» **Direction**
Produce an exact transcription of the listing below, omitting the pictures.

--- BEGIN The data ---

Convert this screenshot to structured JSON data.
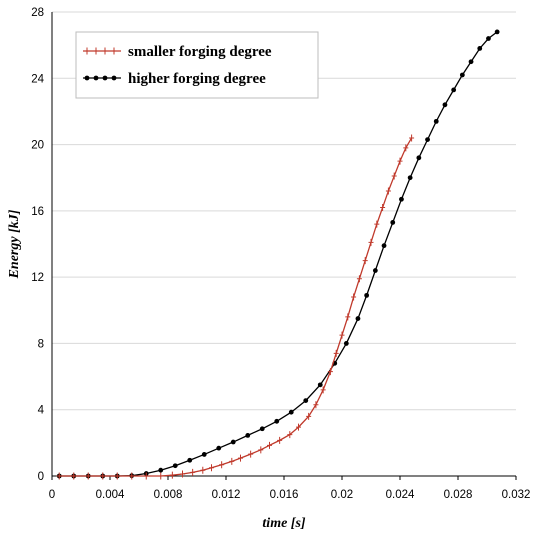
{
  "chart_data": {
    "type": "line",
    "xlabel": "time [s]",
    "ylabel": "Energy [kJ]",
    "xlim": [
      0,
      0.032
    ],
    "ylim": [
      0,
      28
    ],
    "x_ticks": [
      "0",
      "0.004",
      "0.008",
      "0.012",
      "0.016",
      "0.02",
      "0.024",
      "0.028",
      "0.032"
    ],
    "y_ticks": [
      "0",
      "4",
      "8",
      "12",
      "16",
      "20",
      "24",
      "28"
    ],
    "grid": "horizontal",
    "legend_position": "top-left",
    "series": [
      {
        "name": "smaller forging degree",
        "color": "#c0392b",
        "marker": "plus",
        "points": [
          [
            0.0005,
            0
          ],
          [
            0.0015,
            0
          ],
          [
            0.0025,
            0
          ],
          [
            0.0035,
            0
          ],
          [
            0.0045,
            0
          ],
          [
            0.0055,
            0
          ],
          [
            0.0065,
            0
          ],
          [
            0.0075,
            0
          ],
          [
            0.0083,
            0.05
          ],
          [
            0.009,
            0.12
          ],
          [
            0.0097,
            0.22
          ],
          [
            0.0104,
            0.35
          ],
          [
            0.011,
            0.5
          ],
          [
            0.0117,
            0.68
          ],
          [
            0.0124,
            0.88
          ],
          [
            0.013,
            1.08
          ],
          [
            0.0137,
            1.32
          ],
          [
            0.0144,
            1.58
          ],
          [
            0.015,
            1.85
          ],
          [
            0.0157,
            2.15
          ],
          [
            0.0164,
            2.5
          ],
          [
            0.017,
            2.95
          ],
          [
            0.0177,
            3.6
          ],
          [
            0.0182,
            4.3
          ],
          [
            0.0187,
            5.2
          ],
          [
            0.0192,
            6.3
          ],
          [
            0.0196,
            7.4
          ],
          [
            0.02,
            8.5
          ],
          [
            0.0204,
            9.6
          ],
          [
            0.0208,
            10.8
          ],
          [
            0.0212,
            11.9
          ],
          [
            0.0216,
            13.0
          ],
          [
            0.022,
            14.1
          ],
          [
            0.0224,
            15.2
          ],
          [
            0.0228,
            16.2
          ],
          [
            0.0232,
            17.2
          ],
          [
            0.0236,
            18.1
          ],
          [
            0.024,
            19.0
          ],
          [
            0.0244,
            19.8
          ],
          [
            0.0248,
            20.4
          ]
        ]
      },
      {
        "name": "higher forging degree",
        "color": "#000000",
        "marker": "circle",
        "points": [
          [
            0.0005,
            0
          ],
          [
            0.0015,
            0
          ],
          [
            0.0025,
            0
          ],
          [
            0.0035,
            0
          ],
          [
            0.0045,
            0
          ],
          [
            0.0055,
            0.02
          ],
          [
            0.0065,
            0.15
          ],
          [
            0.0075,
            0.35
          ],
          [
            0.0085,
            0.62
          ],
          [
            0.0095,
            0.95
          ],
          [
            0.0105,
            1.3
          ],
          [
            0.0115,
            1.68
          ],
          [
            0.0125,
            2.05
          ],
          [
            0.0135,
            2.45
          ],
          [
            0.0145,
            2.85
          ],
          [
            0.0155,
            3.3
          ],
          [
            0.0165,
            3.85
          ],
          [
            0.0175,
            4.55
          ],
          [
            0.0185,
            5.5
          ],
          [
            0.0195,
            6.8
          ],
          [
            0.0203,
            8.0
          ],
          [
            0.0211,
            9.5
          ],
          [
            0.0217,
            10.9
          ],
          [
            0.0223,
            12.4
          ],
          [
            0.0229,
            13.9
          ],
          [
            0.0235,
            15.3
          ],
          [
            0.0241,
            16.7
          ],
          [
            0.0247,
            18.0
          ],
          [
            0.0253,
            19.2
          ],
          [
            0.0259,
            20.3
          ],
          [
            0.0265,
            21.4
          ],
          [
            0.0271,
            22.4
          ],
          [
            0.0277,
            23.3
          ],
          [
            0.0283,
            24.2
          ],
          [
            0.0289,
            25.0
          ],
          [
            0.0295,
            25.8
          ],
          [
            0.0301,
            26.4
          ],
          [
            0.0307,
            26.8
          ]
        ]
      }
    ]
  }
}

--- END The data ---

» **Response**
Convert this screenshot to structured JSON data.
{
  "chart_data": {
    "type": "line",
    "xlabel": "time [s]",
    "ylabel": "Energy [kJ]",
    "xlim": [
      0,
      0.032
    ],
    "ylim": [
      0,
      28
    ],
    "x_ticks": [
      "0",
      "0.004",
      "0.008",
      "0.012",
      "0.016",
      "0.02",
      "0.024",
      "0.028",
      "0.032"
    ],
    "y_ticks": [
      "0",
      "4",
      "8",
      "12",
      "16",
      "20",
      "24",
      "28"
    ],
    "grid": "horizontal",
    "legend_position": "top-left",
    "series": [
      {
        "name": "smaller forging degree",
        "color": "#c0392b",
        "marker": "plus",
        "points": [
          [
            0.0005,
            0
          ],
          [
            0.0015,
            0
          ],
          [
            0.0025,
            0
          ],
          [
            0.0035,
            0
          ],
          [
            0.0045,
            0
          ],
          [
            0.0055,
            0
          ],
          [
            0.0065,
            0
          ],
          [
            0.0075,
            0
          ],
          [
            0.0083,
            0.05
          ],
          [
            0.009,
            0.12
          ],
          [
            0.0097,
            0.22
          ],
          [
            0.0104,
            0.35
          ],
          [
            0.011,
            0.5
          ],
          [
            0.0117,
            0.68
          ],
          [
            0.0124,
            0.88
          ],
          [
            0.013,
            1.08
          ],
          [
            0.0137,
            1.32
          ],
          [
            0.0144,
            1.58
          ],
          [
            0.015,
            1.85
          ],
          [
            0.0157,
            2.15
          ],
          [
            0.0164,
            2.5
          ],
          [
            0.017,
            2.95
          ],
          [
            0.0177,
            3.6
          ],
          [
            0.0182,
            4.3
          ],
          [
            0.0187,
            5.2
          ],
          [
            0.0192,
            6.3
          ],
          [
            0.0196,
            7.4
          ],
          [
            0.02,
            8.5
          ],
          [
            0.0204,
            9.6
          ],
          [
            0.0208,
            10.8
          ],
          [
            0.0212,
            11.9
          ],
          [
            0.0216,
            13.0
          ],
          [
            0.022,
            14.1
          ],
          [
            0.0224,
            15.2
          ],
          [
            0.0228,
            16.2
          ],
          [
            0.0232,
            17.2
          ],
          [
            0.0236,
            18.1
          ],
          [
            0.024,
            19.0
          ],
          [
            0.0244,
            19.8
          ],
          [
            0.0248,
            20.4
          ]
        ]
      },
      {
        "name": "higher forging degree",
        "color": "#000000",
        "marker": "circle",
        "points": [
          [
            0.0005,
            0
          ],
          [
            0.0015,
            0
          ],
          [
            0.0025,
            0
          ],
          [
            0.0035,
            0
          ],
          [
            0.0045,
            0
          ],
          [
            0.0055,
            0.02
          ],
          [
            0.0065,
            0.15
          ],
          [
            0.0075,
            0.35
          ],
          [
            0.0085,
            0.62
          ],
          [
            0.0095,
            0.95
          ],
          [
            0.0105,
            1.3
          ],
          [
            0.0115,
            1.68
          ],
          [
            0.0125,
            2.05
          ],
          [
            0.0135,
            2.45
          ],
          [
            0.0145,
            2.85
          ],
          [
            0.0155,
            3.3
          ],
          [
            0.0165,
            3.85
          ],
          [
            0.0175,
            4.55
          ],
          [
            0.0185,
            5.5
          ],
          [
            0.0195,
            6.8
          ],
          [
            0.0203,
            8.0
          ],
          [
            0.0211,
            9.5
          ],
          [
            0.0217,
            10.9
          ],
          [
            0.0223,
            12.4
          ],
          [
            0.0229,
            13.9
          ],
          [
            0.0235,
            15.3
          ],
          [
            0.0241,
            16.7
          ],
          [
            0.0247,
            18.0
          ],
          [
            0.0253,
            19.2
          ],
          [
            0.0259,
            20.3
          ],
          [
            0.0265,
            21.4
          ],
          [
            0.0271,
            22.4
          ],
          [
            0.0277,
            23.3
          ],
          [
            0.0283,
            24.2
          ],
          [
            0.0289,
            25.0
          ],
          [
            0.0295,
            25.8
          ],
          [
            0.0301,
            26.4
          ],
          [
            0.0307,
            26.8
          ]
        ]
      }
    ]
  }
}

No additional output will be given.